GOAL:
Every line with the string "text" should be gathered.

ENTRIES:
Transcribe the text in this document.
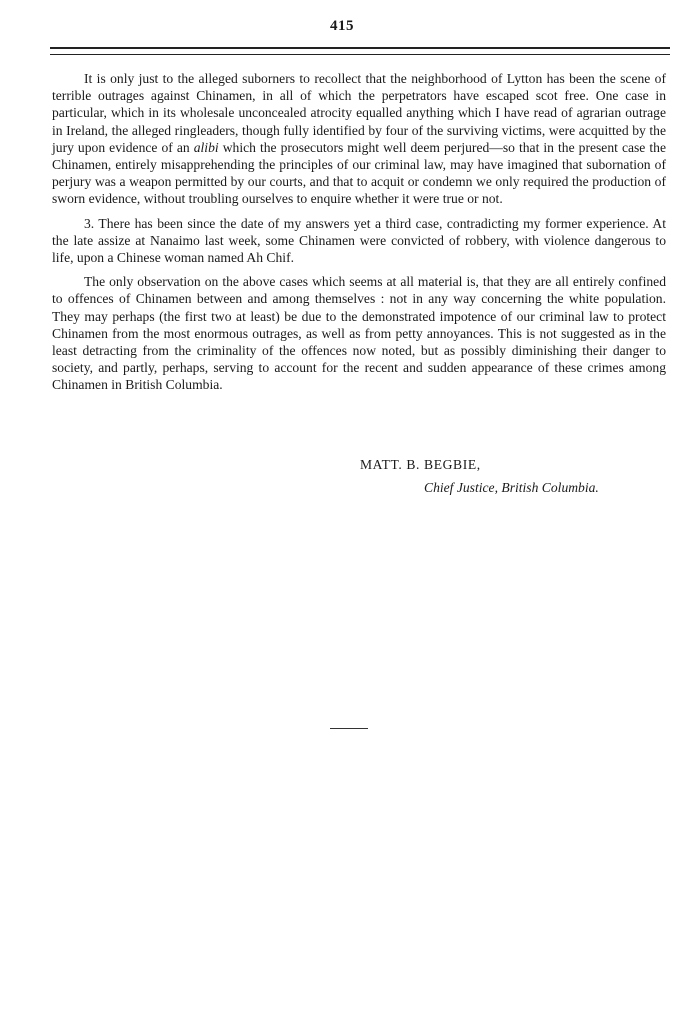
415

It is only just to the alleged suborners to recollect that the neighborhood of Lytton has been the scene of terrible outrages against Chinamen, in all of which the perpetrators have escaped scot free. One case in particular, which in its wholesale unconcealed atrocity equalled anything which I have read of agrarian outrage in Ireland, the alleged ringleaders, though fully identified by four of the surviving victims, were acquitted by the jury upon evidence of an alibi which the prosecutors might well deem perjured—so that in the present case the Chinamen, entirely misapprehending the principles of our criminal law, may have imagined that subornation of perjury was a weapon permitted by our courts, and that to acquit or condemn we only required the production of sworn evidence, without troubling ourselves to enquire whether it were true or not.

3. There has been since the date of my answers yet a third case, contradicting my former experience. At the late assize at Nanaimo last week, some Chinamen were convicted of robbery, with violence dangerous to life, upon a Chinese woman named Ah Chif.

The only observation on the above cases which seems at all material is, that they are all entirely confined to offences of Chinamen between and among themselves : not in any way concerning the white population. They may perhaps (the first two at least) be due to the demonstrated impotence of our criminal law to protect Chinamen from the most enormous outrages, as well as from petty annoyances. This is not suggested as in the least detracting from the criminality of the offences now noted, but as possibly diminishing their danger to society, and partly, perhaps, serving to account for the recent and sudden appearance of these crimes among Chinamen in British Columbia.

MATT. B. BEGBIE,
Chief Justice, British Columbia.
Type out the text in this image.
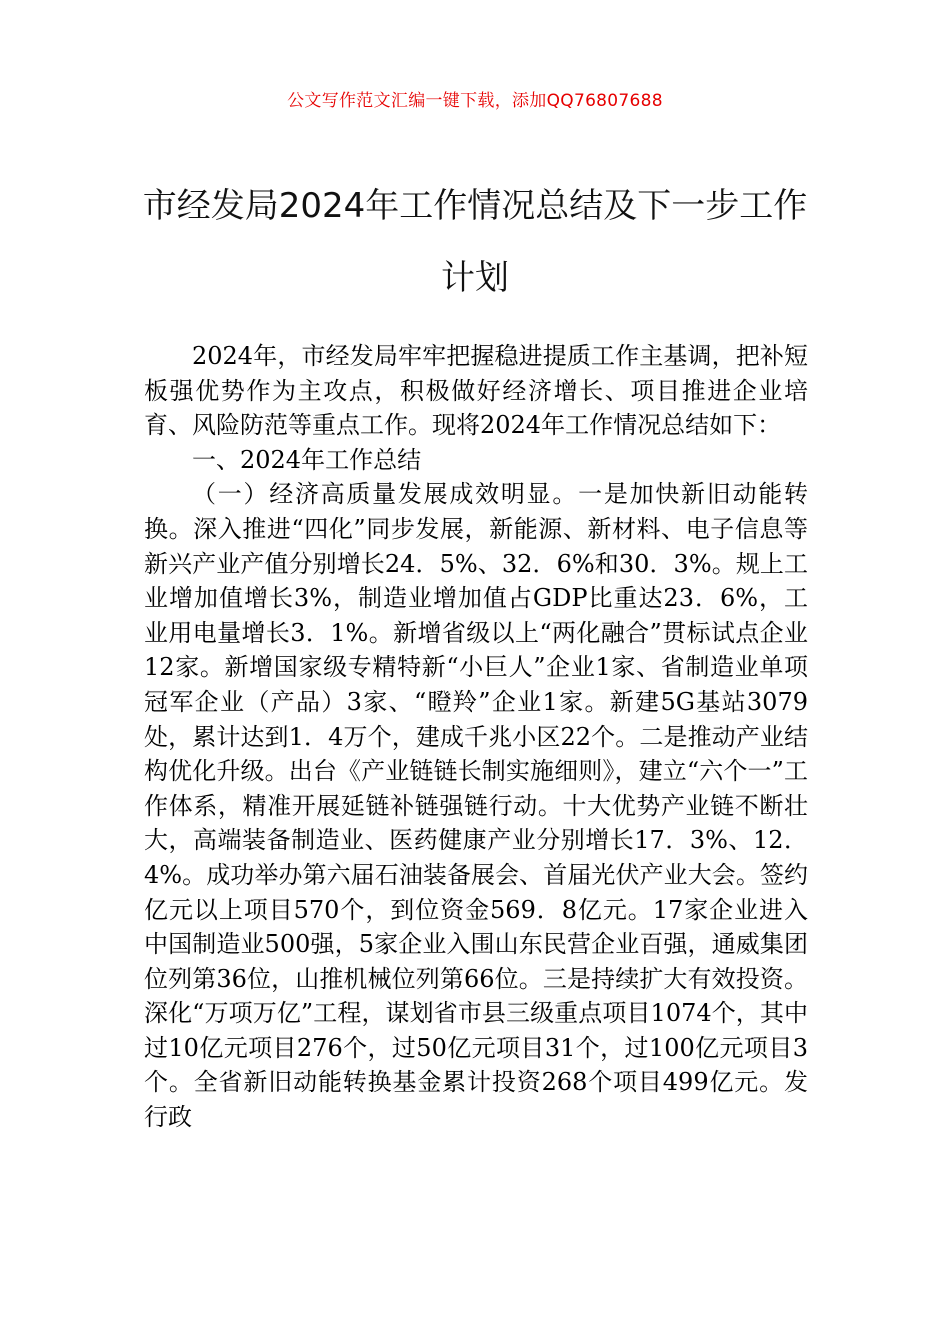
公文写作范文汇编一键下载，添加QQ76807688
市经发局2024年工作情况总结及下一步工作计划

2024年，市经发局牢牢把握稳进提质工作主基调，把补短板强优势作为主攻点，积极做好经济增长、项目推进企业培育、风险防范等重点工作。现将2024年工作情况总结如下：

一、2024年工作总结

（一）经济高质量发展成效明显。一是加快新旧动能转换。深入推进“四化”同步发展，新能源、新材料、电子信息等新兴产业产值分别增长24．5%、32．6%和30．3%。规上工业增加值增长3%，制造业增加值占GDP比重达23．6%，工业用电量增长3．1%。新增省级以上“两化融合”贯标试点企业12家。新增国家级专精特新“小巨人”企业1家、省制造业单项冠军企业（产品）3家、“瞪羚”企业1家。新建5G基站3079处，累计达到1．4万个，建成千兆小区22个。二是推动产业结构优化升级。出台《产业链链长制实施细则》，建立“六个一”工作体系，精准开展延链补链强链行动。十大优势产业链不断壮大，高端装备制造业、医药健康产业分别增长17．3%、12．4%。成功举办第六届石油装备展会、首届光伏产业大会。签约亿元以上项目570个，到位资金569．8亿元。17家企业进入中国制造业500强，5家企业入围山东民营企业百强，通威集团位列第36位，山推机械位列第66位。三是持续扩大有效投资。深化“万项万亿”工程，谋划省市县三级重点项目1074个，其中过10亿元项目276个，过50亿元项目31个，过100亿元项目3个。全省新旧动能转换基金累计投资268个项目499亿元。发行政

SOLUTION TO THIS EXERCISE:
Transcribe the text in this document.
Type out the text in this image.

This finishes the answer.